• Dataset excerpt:
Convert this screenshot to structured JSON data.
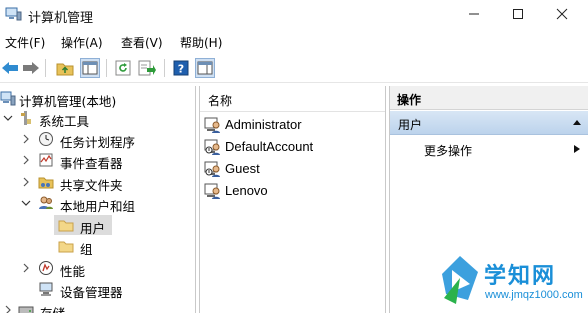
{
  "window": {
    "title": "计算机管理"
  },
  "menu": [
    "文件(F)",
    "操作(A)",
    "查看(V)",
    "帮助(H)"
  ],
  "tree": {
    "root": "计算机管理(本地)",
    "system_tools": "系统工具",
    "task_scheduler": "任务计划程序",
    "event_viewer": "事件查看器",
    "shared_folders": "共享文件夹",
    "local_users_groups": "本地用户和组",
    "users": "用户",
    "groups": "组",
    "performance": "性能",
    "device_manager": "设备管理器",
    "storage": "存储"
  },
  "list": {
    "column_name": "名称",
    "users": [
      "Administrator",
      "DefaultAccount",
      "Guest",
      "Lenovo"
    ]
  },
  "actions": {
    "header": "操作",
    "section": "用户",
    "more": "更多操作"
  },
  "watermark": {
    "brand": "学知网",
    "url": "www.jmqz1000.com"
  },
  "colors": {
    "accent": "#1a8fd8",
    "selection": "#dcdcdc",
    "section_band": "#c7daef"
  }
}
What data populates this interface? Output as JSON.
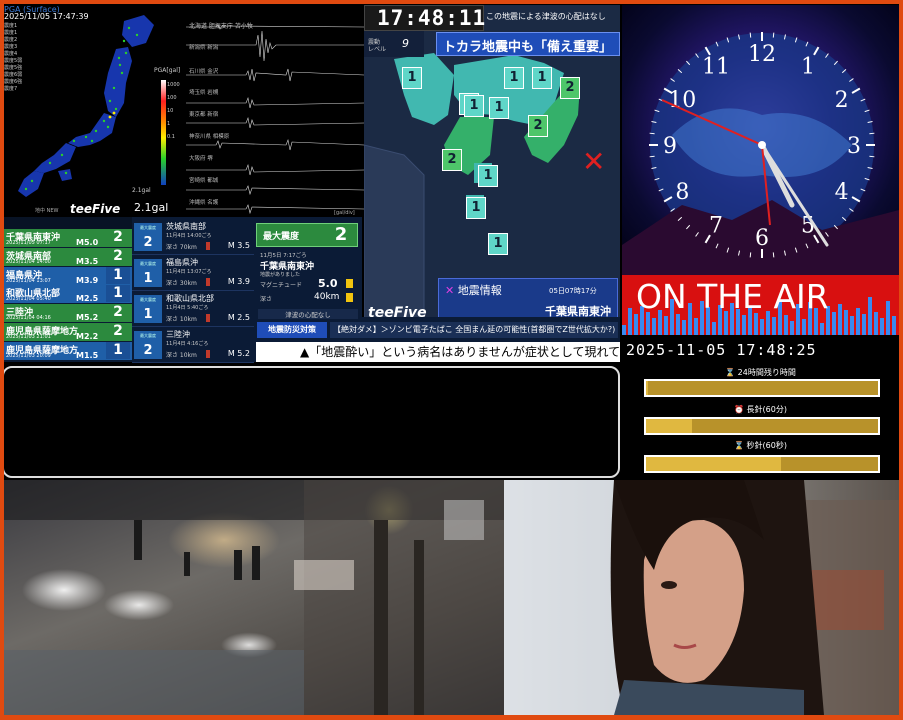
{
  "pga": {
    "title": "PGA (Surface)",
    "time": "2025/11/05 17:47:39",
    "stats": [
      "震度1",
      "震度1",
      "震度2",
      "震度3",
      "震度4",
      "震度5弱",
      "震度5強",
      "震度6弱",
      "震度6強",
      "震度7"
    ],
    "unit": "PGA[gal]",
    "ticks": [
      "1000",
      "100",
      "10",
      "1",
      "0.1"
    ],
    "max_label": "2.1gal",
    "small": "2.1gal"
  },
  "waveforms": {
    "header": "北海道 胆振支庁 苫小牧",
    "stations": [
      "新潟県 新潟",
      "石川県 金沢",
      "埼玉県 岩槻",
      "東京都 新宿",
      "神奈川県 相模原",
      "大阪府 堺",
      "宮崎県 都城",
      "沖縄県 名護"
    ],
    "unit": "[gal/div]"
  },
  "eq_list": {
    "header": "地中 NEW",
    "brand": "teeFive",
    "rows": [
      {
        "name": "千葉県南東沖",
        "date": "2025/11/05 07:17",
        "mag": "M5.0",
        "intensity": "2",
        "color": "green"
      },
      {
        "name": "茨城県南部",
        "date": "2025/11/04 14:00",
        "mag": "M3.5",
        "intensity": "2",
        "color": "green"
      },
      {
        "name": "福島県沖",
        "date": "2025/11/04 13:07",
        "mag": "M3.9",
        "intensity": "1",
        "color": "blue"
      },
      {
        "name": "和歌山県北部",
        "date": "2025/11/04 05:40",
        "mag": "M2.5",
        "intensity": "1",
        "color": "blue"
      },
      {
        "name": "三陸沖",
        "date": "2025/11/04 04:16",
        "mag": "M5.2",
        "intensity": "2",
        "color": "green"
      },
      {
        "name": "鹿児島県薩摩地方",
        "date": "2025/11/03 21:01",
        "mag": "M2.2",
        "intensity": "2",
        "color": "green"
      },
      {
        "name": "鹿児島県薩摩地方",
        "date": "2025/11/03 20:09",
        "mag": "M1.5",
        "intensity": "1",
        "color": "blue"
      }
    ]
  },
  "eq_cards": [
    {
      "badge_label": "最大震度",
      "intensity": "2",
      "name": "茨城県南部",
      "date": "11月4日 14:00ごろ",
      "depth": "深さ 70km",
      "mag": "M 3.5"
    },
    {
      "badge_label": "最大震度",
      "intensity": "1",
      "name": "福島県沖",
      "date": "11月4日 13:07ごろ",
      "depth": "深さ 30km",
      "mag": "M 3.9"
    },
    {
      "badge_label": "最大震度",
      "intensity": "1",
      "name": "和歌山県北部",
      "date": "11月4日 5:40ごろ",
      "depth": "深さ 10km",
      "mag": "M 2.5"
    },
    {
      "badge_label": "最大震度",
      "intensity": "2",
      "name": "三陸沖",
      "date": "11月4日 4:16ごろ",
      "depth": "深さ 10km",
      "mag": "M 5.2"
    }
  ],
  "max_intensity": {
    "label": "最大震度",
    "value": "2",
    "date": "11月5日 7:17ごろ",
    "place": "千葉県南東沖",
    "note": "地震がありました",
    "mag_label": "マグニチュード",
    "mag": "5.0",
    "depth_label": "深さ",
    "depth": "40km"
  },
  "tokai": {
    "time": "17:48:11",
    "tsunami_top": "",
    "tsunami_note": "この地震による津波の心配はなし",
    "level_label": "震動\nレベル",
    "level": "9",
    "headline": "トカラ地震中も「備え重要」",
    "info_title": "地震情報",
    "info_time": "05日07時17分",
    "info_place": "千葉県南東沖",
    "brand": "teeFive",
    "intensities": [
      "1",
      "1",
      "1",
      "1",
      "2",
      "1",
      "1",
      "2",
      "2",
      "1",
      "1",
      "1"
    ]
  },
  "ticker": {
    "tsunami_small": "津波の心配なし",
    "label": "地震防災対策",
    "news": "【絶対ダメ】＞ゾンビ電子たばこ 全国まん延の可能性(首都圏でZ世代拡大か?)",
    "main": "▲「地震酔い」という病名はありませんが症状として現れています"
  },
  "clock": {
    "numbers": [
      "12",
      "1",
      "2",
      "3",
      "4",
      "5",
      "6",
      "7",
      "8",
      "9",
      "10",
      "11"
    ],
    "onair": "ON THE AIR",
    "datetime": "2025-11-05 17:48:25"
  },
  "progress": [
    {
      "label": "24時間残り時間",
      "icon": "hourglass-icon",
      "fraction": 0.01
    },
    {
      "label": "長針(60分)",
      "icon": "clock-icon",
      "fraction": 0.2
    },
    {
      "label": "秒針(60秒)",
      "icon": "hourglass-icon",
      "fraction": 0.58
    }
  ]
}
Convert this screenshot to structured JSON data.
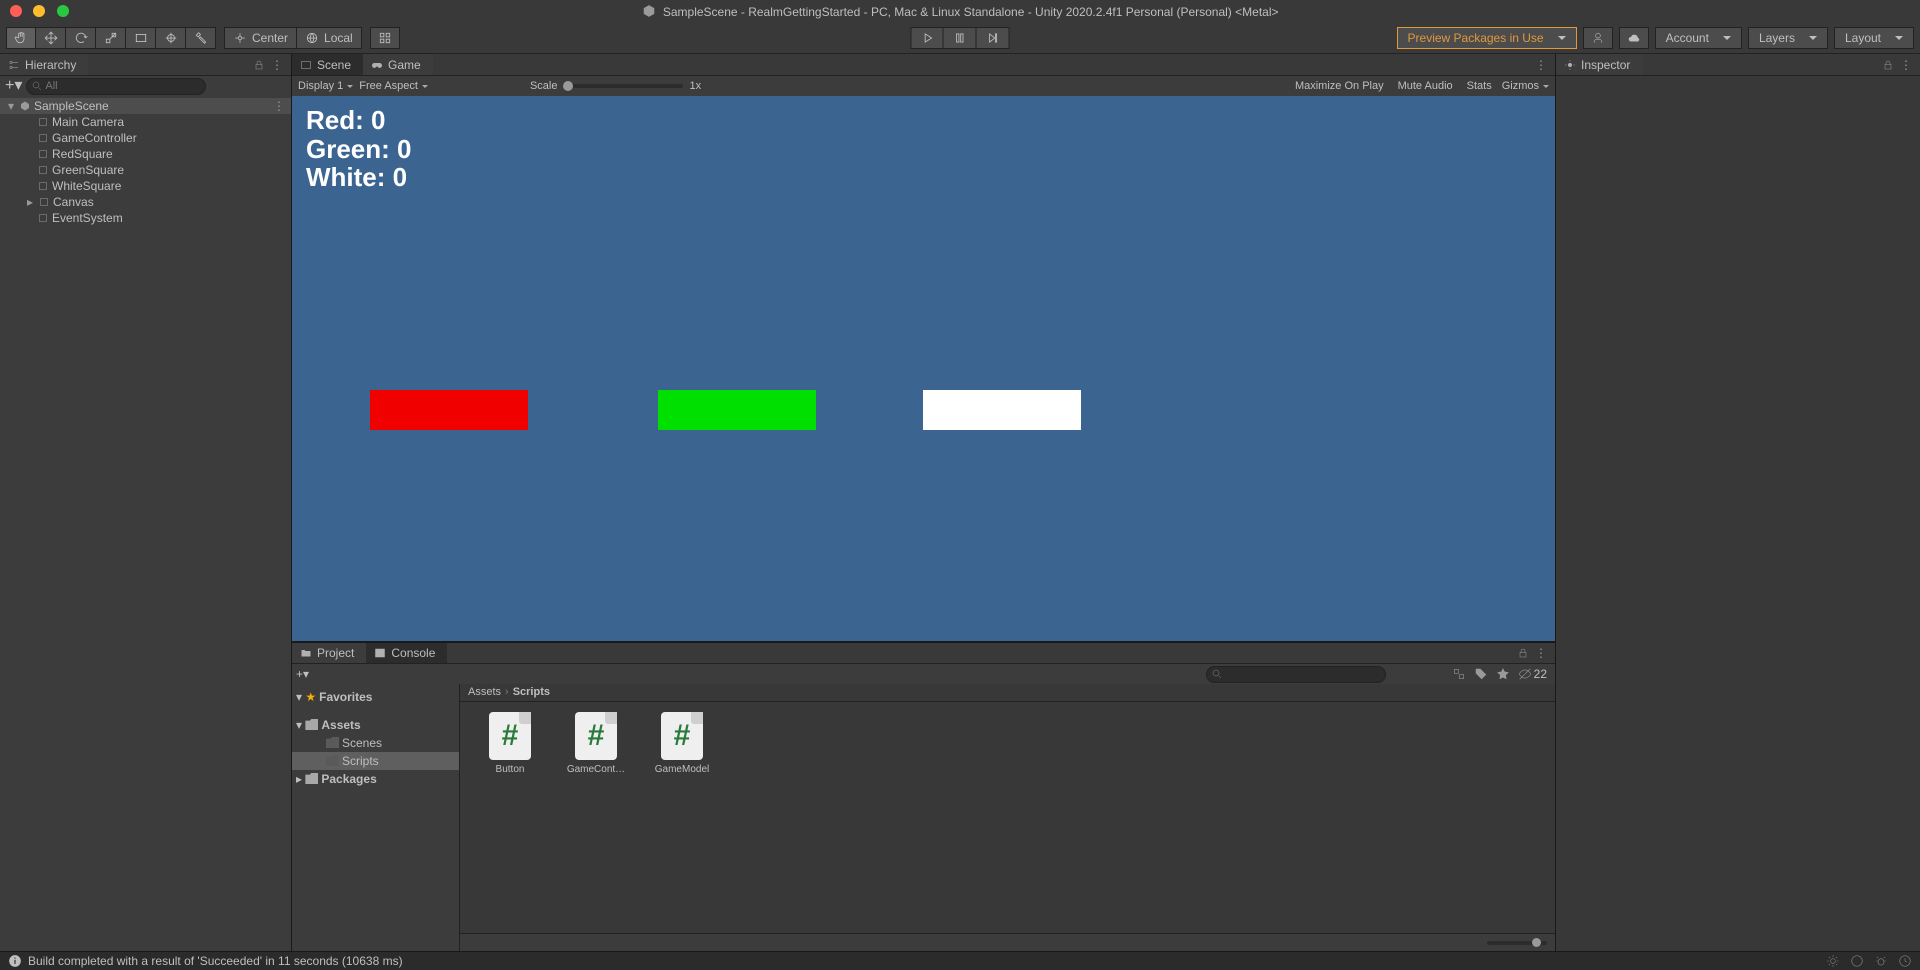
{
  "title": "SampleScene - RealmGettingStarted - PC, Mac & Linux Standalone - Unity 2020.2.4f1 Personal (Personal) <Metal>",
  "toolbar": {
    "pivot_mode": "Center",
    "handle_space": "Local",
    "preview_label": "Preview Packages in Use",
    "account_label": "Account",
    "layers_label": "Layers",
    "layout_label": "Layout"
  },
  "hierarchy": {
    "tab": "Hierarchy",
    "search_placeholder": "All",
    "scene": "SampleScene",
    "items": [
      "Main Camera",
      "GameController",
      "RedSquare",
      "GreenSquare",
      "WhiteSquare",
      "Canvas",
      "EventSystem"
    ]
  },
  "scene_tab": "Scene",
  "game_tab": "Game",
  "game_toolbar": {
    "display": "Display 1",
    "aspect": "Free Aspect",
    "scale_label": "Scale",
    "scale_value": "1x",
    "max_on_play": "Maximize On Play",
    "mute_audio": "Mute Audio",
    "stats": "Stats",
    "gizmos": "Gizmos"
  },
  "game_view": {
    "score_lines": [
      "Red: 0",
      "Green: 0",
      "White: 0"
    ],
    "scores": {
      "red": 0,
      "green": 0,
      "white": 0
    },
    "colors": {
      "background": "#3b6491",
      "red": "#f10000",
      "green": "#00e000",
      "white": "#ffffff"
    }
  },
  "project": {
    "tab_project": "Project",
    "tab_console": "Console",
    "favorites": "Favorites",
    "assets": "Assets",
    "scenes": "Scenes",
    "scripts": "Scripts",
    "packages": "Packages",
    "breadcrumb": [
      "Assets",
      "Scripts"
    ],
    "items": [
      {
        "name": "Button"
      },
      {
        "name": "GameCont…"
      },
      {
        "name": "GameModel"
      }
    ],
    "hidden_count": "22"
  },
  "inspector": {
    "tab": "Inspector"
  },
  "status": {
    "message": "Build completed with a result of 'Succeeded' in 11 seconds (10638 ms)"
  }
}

• Task brief: Write out the records above exactly as they stand, leaving out every picture.

• Written answer:
Convert this screenshot to structured JSON data.
{
  "window": {
    "title": "计算机管理"
  },
  "menu": [
    "文件(F)",
    "操作(A)",
    "查看(V)",
    "帮助(H)"
  ],
  "tree": {
    "root": "计算机管理(本地)",
    "system_tools": "系统工具",
    "task_scheduler": "任务计划程序",
    "event_viewer": "事件查看器",
    "shared_folders": "共享文件夹",
    "local_users_groups": "本地用户和组",
    "users": "用户",
    "groups": "组",
    "performance": "性能",
    "device_manager": "设备管理器",
    "storage": "存储"
  },
  "list": {
    "column_name": "名称",
    "users": [
      "Administrator",
      "DefaultAccount",
      "Guest",
      "Lenovo"
    ]
  },
  "actions": {
    "header": "操作",
    "section": "用户",
    "more": "更多操作"
  },
  "watermark": {
    "brand": "学知网",
    "url": "www.jmqz1000.com"
  },
  "colors": {
    "accent": "#1a8fd8",
    "selection": "#dcdcdc",
    "section_band": "#c7daef"
  }
}
What data populates this interface? Output as JSON.
{
  "pga": {
    "title": "PGA (Surface)",
    "time": "2025/11/05 17:47:39",
    "stats": [
      "震度1",
      "震度1",
      "震度2",
      "震度3",
      "震度4",
      "震度5弱",
      "震度5強",
      "震度6弱",
      "震度6強",
      "震度7"
    ],
    "unit": "PGA[gal]",
    "ticks": [
      "1000",
      "100",
      "10",
      "1",
      "0.1"
    ],
    "max_label": "2.1gal",
    "small": "2.1gal"
  },
  "waveforms": {
    "header": "北海道 胆振支庁 苫小牧",
    "stations": [
      "新潟県 新潟",
      "石川県 金沢",
      "埼玉県 岩槻",
      "東京都 新宿",
      "神奈川県 相模原",
      "大阪府 堺",
      "宮崎県 都城",
      "沖縄県 名護"
    ],
    "unit": "[gal/div]"
  },
  "eq_list": {
    "header": "地中 NEW",
    "brand": "teeFive",
    "rows": [
      {
        "name": "千葉県南東沖",
        "date": "2025/11/05 07:17",
        "mag": "M5.0",
        "intensity": "2",
        "color": "green"
      },
      {
        "name": "茨城県南部",
        "date": "2025/11/04 14:00",
        "mag": "M3.5",
        "intensity": "2",
        "color": "green"
      },
      {
        "name": "福島県沖",
        "date": "2025/11/04 13:07",
        "mag": "M3.9",
        "intensity": "1",
        "color": "blue"
      },
      {
        "name": "和歌山県北部",
        "date": "2025/11/04 05:40",
        "mag": "M2.5",
        "intensity": "1",
        "color": "blue"
      },
      {
        "name": "三陸沖",
        "date": "2025/11/04 04:16",
        "mag": "M5.2",
        "intensity": "2",
        "color": "green"
      },
      {
        "name": "鹿児島県薩摩地方",
        "date": "2025/11/03 21:01",
        "mag": "M2.2",
        "intensity": "2",
        "color": "green"
      },
      {
        "name": "鹿児島県薩摩地方",
        "date": "2025/11/03 20:09",
        "mag": "M1.5",
        "intensity": "1",
        "color": "blue"
      }
    ]
  },
  "eq_cards": [
    {
      "badge_label": "最大震度",
      "intensity": "2",
      "name": "茨城県南部",
      "date": "11月4日 14:00ごろ",
      "depth": "深さ 70km",
      "mag": "M 3.5"
    },
    {
      "badge_label": "最大震度",
      "intensity": "1",
      "name": "福島県沖",
      "date": "11月4日 13:07ごろ",
      "depth": "深さ 30km",
      "mag": "M 3.9"
    },
    {
      "badge_label": "最大震度",
      "intensity": "1",
      "name": "和歌山県北部",
      "date": "11月4日 5:40ごろ",
      "depth": "深さ 10km",
      "mag": "M 2.5"
    },
    {
      "badge_label": "最大震度",
      "intensity": "2",
      "name": "三陸沖",
      "date": "11月4日 4:16ごろ",
      "depth": "深さ 10km",
      "mag": "M 5.2"
    }
  ],
  "max_intensity": {
    "label": "最大震度",
    "value": "2",
    "date": "11月5日 7:17ごろ",
    "place": "千葉県南東沖",
    "note": "地震がありました",
    "mag_label": "マグニチュード",
    "mag": "5.0",
    "depth_label": "深さ",
    "depth": "40km"
  },
  "tokai": {
    "time": "17:48:11",
    "tsunami_top": "",
    "tsunami_note": "この地震による津波の心配はなし",
    "level_label": "震動\nレベル",
    "level": "9",
    "headline": "トカラ地震中も「備え重要」",
    "info_title": "地震情報",
    "info_time": "05日07時17分",
    "info_place": "千葉県南東沖",
    "brand": "teeFive",
    "intensities": [
      "1",
      "1",
      "1",
      "1",
      "2",
      "1",
      "1",
      "2",
      "2",
      "1",
      "1",
      "1"
    ]
  },
  "ticker": {
    "tsunami_small": "津波の心配なし",
    "label": "地震防災対策",
    "news": "【絶対ダメ】＞ゾンビ電子たばこ 全国まん延の可能性(首都圏でZ世代拡大か?)",
    "main": "▲「地震酔い」という病名はありませんが症状として現れています"
  },
  "clock": {
    "numbers": [
      "12",
      "1",
      "2",
      "3",
      "4",
      "5",
      "6",
      "7",
      "8",
      "9",
      "10",
      "11"
    ],
    "onair": "ON THE AIR",
    "datetime": "2025-11-05 17:48:25"
  },
  "progress": [
    {
      "label": "24時間残り時間",
      "icon": "hourglass-icon",
      "fraction": 0.01
    },
    {
      "label": "長針(60分)",
      "icon": "clock-icon",
      "fraction": 0.2
    },
    {
      "label": "秒針(60秒)",
      "icon": "hourglass-icon",
      "fraction": 0.58
    }
  ]
}
Convert this screenshot to structured JSON data.
{
  "title": "SampleScene - RealmGettingStarted - PC, Mac & Linux Standalone - Unity 2020.2.4f1 Personal (Personal) <Metal>",
  "toolbar": {
    "pivot_mode": "Center",
    "handle_space": "Local",
    "preview_label": "Preview Packages in Use",
    "account_label": "Account",
    "layers_label": "Layers",
    "layout_label": "Layout"
  },
  "hierarchy": {
    "tab": "Hierarchy",
    "search_placeholder": "All",
    "scene": "SampleScene",
    "items": [
      "Main Camera",
      "GameController",
      "RedSquare",
      "GreenSquare",
      "WhiteSquare",
      "Canvas",
      "EventSystem"
    ]
  },
  "scene_tab": "Scene",
  "game_tab": "Game",
  "game_toolbar": {
    "display": "Display 1",
    "aspect": "Free Aspect",
    "scale_label": "Scale",
    "scale_value": "1x",
    "max_on_play": "Maximize On Play",
    "mute_audio": "Mute Audio",
    "stats": "Stats",
    "gizmos": "Gizmos"
  },
  "game_view": {
    "score_lines": [
      "Red: 0",
      "Green: 0",
      "White: 0"
    ],
    "scores": {
      "red": 0,
      "green": 0,
      "white": 0
    },
    "colors": {
      "background": "#3b6491",
      "red": "#f10000",
      "green": "#00e000",
      "white": "#ffffff"
    }
  },
  "project": {
    "tab_project": "Project",
    "tab_console": "Console",
    "favorites": "Favorites",
    "assets": "Assets",
    "scenes": "Scenes",
    "scripts": "Scripts",
    "packages": "Packages",
    "breadcrumb": [
      "Assets",
      "Scripts"
    ],
    "items": [
      {
        "name": "Button"
      },
      {
        "name": "GameCont…"
      },
      {
        "name": "GameModel"
      }
    ],
    "hidden_count": "22"
  },
  "inspector": {
    "tab": "Inspector"
  },
  "status": {
    "message": "Build completed with a result of 'Succeeded' in 11 seconds (10638 ms)"
  }
}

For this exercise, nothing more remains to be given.